[DATA FOR THIS TASK]:
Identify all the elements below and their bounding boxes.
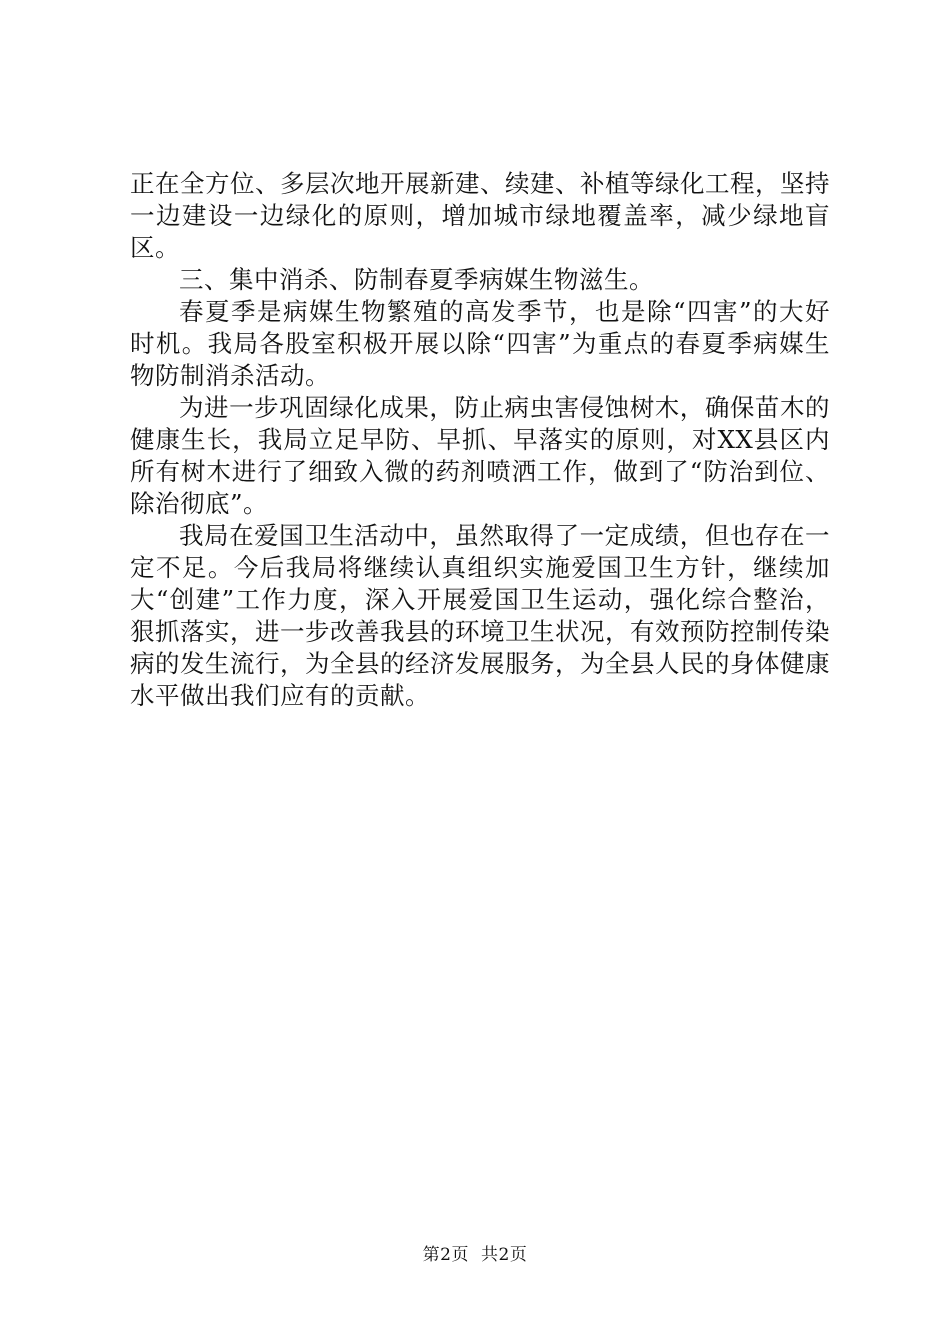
paragraph-continuation: 正在全方位、多层次地开展新建、续建、补植等绿化工程，坚持一边建设一边绿化的原则，增加城市绿地覆盖率，减少绿地盲区。 <box>130 169 830 262</box>
page-number-current: 第2页 <box>422 1245 469 1265</box>
page-number-total: 共2页 <box>481 1245 528 1265</box>
paragraph: 为进一步巩固绿化成果，防止病虫害侵蚀树木，确保苗木的健康生长，我局立足早防、早抓、早落实的原则，对XX县区内所有树木进行了细致入微的药剂喷洒工作，做到了“防治到位、除治彻底”。 <box>130 393 830 518</box>
page-footer <box>0 1244 950 1266</box>
paragraph: 春夏季是病媒生物繁殖的高发季节，也是除“四害”的大好时机。我局各股室积极开展以除“四害”为重点的春夏季病媒生物防制消杀活动。 <box>130 297 830 390</box>
document-body <box>130 168 830 712</box>
section-heading: 三、集中消杀、防制春夏季病媒生物滋生。 <box>179 265 654 294</box>
paragraph: 我局在爱国卫生活动中，虽然取得了一定成绩，但也存在一定不足。今后我局将继续认真组织实施爱国卫生方针，继续加大“创建”工作力度，深入开展爱国卫生运动，强化综合整治，狠抓落实，进一步改善我县的环境卫生状况，有效预防控制传染病的发生流行，为全县的经济发展服务，为全县人民的身体健康水平做出我们应有的贡献。 <box>130 521 830 710</box>
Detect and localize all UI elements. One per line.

[EXERCISE AIM]: Print every item above line for line, word for word, and leave out the pictures.

[RESPONSE TO THE TASK]:
Identify all the elements below and their bounding boxes.
paragraph-continuation: 正在全方位、多层次地开展新建、续建、补植等绿化工程，坚持一边建设一边绿化的原则，增加城市绿地覆盖率，减少绿地盲区。 <box>130 169 830 262</box>
page-number-current: 第2页 <box>422 1245 469 1265</box>
page-number-total: 共2页 <box>481 1245 528 1265</box>
paragraph: 为进一步巩固绿化成果，防止病虫害侵蚀树木，确保苗木的健康生长，我局立足早防、早抓、早落实的原则，对XX县区内所有树木进行了细致入微的药剂喷洒工作，做到了“防治到位、除治彻底”。 <box>130 393 830 518</box>
page-footer <box>0 1244 950 1266</box>
paragraph: 春夏季是病媒生物繁殖的高发季节，也是除“四害”的大好时机。我局各股室积极开展以除“四害”为重点的春夏季病媒生物防制消杀活动。 <box>130 297 830 390</box>
document-body <box>130 168 830 712</box>
section-heading: 三、集中消杀、防制春夏季病媒生物滋生。 <box>179 265 654 294</box>
paragraph: 我局在爱国卫生活动中，虽然取得了一定成绩，但也存在一定不足。今后我局将继续认真组织实施爱国卫生方针，继续加大“创建”工作力度，深入开展爱国卫生运动，强化综合整治，狠抓落实，进一步改善我县的环境卫生状况，有效预防控制传染病的发生流行，为全县的经济发展服务，为全县人民的身体健康水平做出我们应有的贡献。 <box>130 521 830 710</box>
Detect and localize all UI elements. One per line.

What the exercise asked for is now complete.